Keep only the lines of the data below that contain "Raymond", and copy them.

▶ [Records to use]
..............................
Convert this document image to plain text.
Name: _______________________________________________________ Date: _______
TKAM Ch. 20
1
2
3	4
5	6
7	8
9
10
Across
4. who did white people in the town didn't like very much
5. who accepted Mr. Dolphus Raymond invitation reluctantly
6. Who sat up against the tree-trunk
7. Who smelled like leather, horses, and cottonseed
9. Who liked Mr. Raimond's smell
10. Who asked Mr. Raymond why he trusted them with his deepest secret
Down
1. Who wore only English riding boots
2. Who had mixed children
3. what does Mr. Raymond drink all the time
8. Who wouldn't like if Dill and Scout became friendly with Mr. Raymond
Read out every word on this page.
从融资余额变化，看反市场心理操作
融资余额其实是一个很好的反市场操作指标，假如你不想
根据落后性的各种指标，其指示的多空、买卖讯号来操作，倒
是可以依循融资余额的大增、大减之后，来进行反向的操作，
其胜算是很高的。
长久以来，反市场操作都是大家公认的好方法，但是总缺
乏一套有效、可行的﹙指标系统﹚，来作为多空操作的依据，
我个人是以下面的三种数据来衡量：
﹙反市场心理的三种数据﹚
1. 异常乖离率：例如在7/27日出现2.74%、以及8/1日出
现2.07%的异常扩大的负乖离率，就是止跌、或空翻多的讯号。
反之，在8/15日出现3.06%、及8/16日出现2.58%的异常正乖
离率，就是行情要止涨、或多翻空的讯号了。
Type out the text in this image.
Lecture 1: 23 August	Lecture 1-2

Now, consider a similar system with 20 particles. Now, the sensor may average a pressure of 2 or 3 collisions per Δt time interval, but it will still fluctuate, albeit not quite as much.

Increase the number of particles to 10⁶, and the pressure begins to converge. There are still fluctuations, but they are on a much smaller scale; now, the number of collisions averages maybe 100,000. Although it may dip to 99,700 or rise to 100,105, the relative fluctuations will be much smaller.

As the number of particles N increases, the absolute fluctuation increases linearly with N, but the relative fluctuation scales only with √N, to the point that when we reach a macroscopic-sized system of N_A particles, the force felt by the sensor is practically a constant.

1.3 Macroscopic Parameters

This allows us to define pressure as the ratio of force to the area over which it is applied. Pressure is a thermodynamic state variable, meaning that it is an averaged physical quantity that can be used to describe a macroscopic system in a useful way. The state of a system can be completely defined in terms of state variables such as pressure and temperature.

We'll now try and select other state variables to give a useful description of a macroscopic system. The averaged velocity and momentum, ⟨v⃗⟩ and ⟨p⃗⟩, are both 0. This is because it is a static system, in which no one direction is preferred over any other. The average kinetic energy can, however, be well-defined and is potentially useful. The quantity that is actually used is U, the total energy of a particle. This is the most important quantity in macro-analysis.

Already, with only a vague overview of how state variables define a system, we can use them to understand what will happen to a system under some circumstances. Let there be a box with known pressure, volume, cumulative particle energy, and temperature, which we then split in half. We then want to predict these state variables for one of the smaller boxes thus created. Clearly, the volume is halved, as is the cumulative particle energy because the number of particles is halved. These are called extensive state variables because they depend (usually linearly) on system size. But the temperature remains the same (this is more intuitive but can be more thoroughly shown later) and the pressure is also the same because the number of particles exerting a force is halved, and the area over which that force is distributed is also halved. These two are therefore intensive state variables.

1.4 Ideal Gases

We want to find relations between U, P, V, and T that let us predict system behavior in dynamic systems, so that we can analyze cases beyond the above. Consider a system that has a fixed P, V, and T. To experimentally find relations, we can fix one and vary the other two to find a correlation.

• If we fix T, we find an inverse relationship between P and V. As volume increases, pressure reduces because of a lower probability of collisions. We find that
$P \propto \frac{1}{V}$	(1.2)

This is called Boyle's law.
..............................
▶ [Correct output]
5. who accepted Mr. Dolphus Raymond invitation reluctantly
10. Who asked Mr. Raymond why he trusted them with his deepest secret
3. what does Mr. Raymond drink all the time
8. Who wouldn't like if Dill and Scout became friendly with Mr. Raymond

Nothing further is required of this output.